# REQUIREMENT
Examine each line of the data. Copy those that contain the string "Pfirsich".
## BEGIN RECORDS FOR PROCESSING
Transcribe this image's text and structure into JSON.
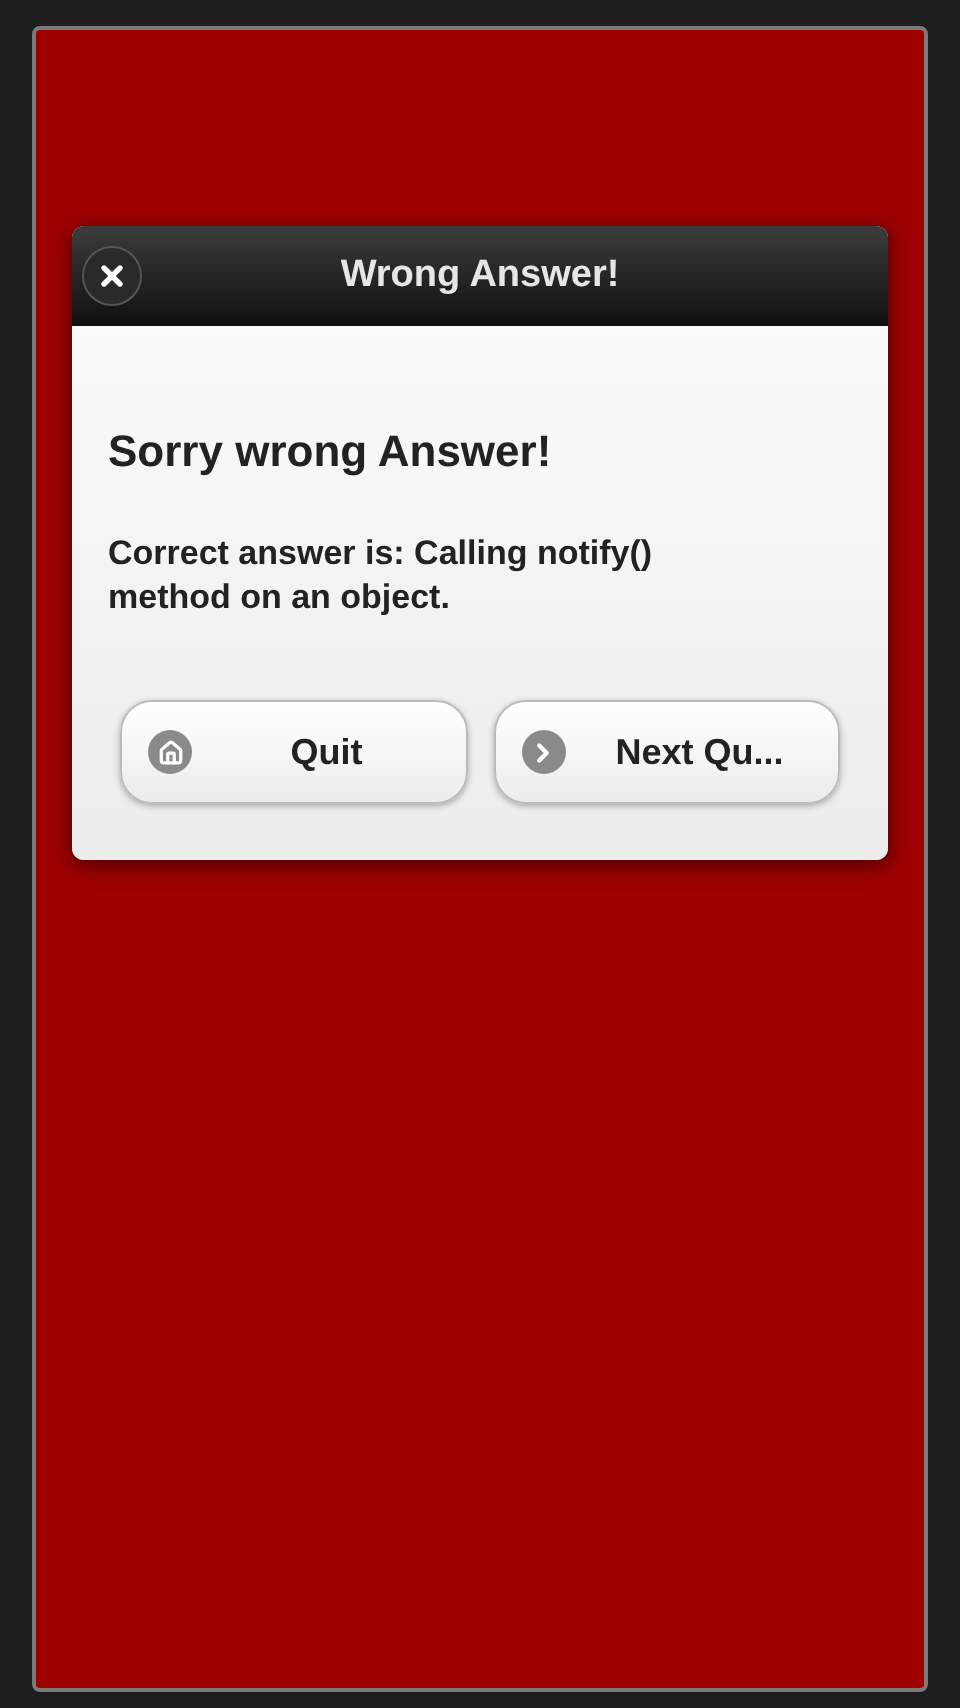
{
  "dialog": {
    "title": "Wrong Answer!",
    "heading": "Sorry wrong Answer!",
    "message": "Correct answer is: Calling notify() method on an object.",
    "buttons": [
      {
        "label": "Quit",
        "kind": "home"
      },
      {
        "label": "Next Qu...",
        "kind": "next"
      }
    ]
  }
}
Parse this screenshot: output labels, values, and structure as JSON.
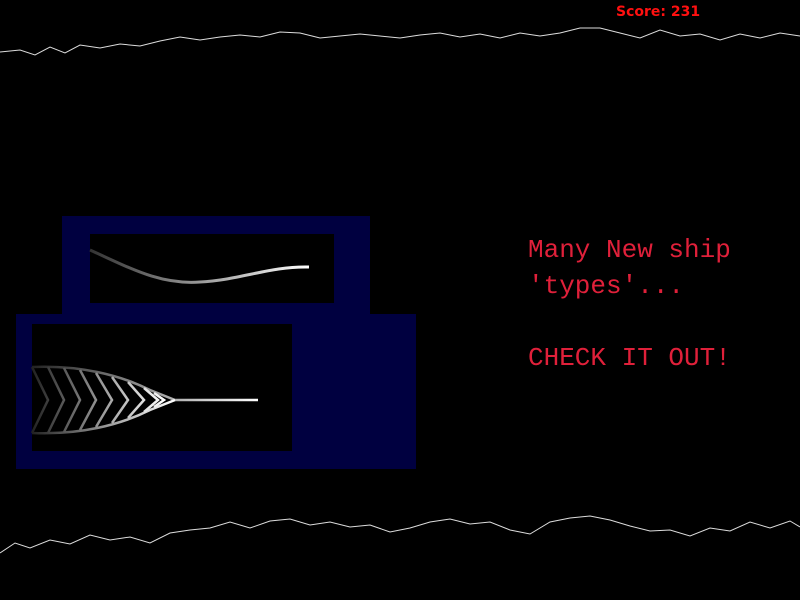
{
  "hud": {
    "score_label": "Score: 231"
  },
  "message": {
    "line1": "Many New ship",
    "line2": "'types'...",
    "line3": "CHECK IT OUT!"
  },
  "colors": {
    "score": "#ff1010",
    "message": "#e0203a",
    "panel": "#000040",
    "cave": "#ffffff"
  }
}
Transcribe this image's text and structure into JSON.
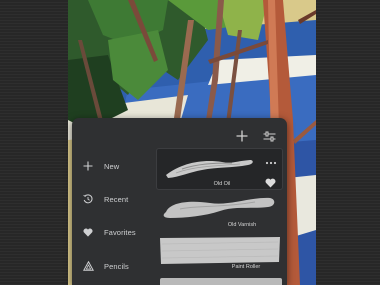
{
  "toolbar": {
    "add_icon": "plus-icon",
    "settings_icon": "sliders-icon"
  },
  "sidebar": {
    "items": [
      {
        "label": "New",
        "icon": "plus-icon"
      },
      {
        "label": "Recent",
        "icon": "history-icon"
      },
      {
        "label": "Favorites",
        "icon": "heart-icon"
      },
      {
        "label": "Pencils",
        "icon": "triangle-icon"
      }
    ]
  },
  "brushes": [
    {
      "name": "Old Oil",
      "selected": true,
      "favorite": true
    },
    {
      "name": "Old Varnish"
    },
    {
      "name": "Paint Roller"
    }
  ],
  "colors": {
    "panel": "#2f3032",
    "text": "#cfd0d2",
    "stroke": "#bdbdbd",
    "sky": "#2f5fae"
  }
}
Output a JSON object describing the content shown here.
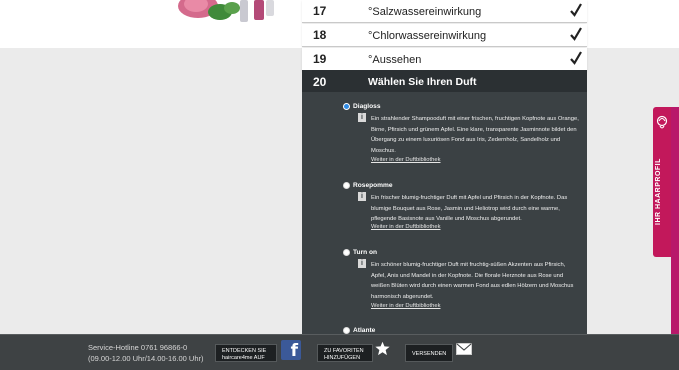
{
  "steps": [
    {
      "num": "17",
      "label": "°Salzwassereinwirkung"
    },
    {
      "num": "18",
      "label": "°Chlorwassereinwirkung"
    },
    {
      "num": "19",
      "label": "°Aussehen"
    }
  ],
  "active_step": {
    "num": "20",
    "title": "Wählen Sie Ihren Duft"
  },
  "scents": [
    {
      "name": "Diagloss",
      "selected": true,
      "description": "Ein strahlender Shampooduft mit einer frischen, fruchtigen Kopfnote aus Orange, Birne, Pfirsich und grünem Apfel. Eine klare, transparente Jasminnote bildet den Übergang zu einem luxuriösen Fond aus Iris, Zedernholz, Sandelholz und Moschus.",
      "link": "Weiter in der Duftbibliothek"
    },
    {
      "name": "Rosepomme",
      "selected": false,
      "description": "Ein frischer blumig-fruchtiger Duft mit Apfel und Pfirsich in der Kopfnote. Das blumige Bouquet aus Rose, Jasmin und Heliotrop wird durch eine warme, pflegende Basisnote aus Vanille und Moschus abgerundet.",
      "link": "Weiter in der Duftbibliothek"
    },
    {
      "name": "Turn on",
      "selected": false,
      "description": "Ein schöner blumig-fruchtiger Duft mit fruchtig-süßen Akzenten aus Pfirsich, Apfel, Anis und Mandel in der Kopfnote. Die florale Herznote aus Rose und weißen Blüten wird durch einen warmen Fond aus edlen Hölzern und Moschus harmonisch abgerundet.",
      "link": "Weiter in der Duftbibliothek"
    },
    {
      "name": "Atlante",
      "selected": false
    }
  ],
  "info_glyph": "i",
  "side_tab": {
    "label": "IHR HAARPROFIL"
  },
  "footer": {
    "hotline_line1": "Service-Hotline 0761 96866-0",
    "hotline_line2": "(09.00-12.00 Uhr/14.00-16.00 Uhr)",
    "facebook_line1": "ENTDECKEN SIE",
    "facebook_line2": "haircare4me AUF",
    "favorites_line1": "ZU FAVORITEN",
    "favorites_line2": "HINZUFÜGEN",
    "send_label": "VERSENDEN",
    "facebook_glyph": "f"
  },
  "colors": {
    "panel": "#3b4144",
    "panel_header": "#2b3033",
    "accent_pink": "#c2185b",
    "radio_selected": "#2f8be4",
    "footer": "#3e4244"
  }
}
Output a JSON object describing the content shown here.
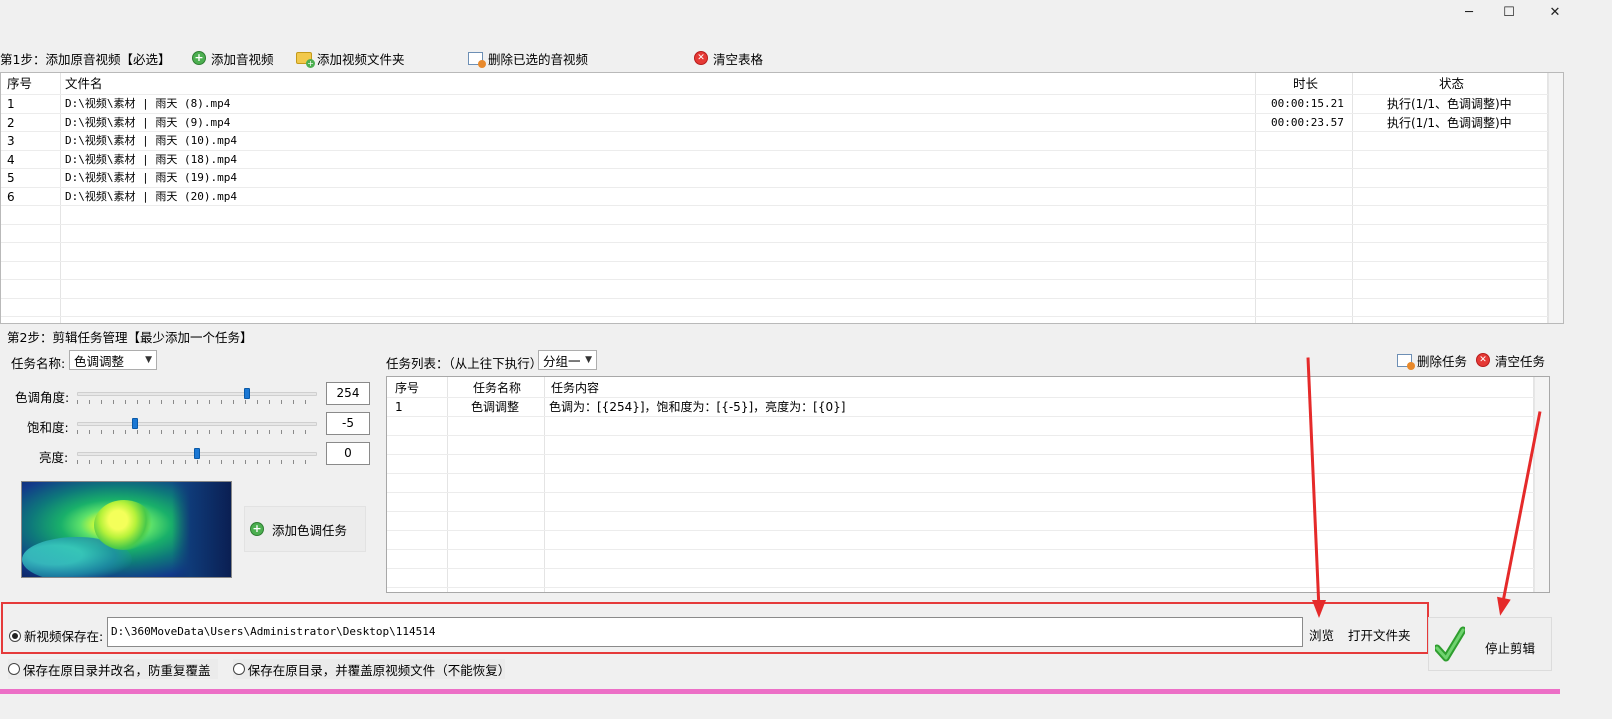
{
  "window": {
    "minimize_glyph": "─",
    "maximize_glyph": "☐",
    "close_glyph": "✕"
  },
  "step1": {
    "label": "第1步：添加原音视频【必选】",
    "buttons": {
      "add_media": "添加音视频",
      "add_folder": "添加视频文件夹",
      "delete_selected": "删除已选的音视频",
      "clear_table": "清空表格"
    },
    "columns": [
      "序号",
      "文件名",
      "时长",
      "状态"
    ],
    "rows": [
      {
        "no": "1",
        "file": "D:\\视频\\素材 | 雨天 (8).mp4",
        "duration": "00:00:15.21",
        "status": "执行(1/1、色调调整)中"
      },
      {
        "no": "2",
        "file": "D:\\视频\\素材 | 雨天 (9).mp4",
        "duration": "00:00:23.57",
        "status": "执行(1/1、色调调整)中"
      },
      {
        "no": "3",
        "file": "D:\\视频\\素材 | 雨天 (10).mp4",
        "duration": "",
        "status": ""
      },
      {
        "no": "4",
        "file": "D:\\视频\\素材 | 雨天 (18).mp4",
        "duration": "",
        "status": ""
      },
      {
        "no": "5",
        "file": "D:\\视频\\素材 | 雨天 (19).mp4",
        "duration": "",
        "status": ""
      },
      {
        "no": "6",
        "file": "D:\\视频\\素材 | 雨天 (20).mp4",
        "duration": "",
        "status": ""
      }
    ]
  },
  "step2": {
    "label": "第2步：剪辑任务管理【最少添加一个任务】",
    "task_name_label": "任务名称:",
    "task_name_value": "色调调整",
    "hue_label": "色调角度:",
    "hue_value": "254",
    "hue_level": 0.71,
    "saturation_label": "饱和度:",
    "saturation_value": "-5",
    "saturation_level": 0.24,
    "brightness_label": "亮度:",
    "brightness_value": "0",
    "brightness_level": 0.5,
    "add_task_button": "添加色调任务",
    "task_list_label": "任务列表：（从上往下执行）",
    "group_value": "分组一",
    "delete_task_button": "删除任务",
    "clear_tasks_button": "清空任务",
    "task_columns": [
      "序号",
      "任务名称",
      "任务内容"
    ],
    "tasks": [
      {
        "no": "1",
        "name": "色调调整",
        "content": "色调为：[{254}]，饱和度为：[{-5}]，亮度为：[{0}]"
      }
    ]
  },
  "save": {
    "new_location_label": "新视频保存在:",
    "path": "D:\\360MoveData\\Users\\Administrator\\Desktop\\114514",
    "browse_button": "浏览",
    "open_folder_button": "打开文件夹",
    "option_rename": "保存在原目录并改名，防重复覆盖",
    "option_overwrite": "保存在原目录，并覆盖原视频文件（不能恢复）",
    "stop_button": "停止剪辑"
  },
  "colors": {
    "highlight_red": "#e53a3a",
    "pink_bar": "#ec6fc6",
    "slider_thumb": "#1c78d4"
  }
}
## END RECORDS FOR PROCESSING
# ANSWER
      "description": "Ein strahlender Shampooduft mit einer frischen, fruchtigen Kopfnote aus Orange, Birne, Pfirsich und grünem Apfel. Eine klare, transparente Jasminnote bildet den Übergang zu einem luxuriösen Fond aus Iris, Zedernholz, Sandelholz und Moschus.",
      "description": "Ein frischer blumig-fruchtiger Duft mit Apfel und Pfirsich in der Kopfnote. Das blumige Bouquet aus Rose, Jasmin und Heliotrop wird durch eine warme, pflegende Basisnote aus Vanille und Moschus abgerundet.",
      "description": "Ein schöner blumig-fruchtiger Duft mit fruchtig-süßen Akzenten aus Pfirsich, Apfel, Anis und Mandel in der Kopfnote. Die florale Herznote aus Rose und weißen Blüten wird durch einen warmen Fond aus edlen Hölzern und Moschus harmonisch abgerundet.",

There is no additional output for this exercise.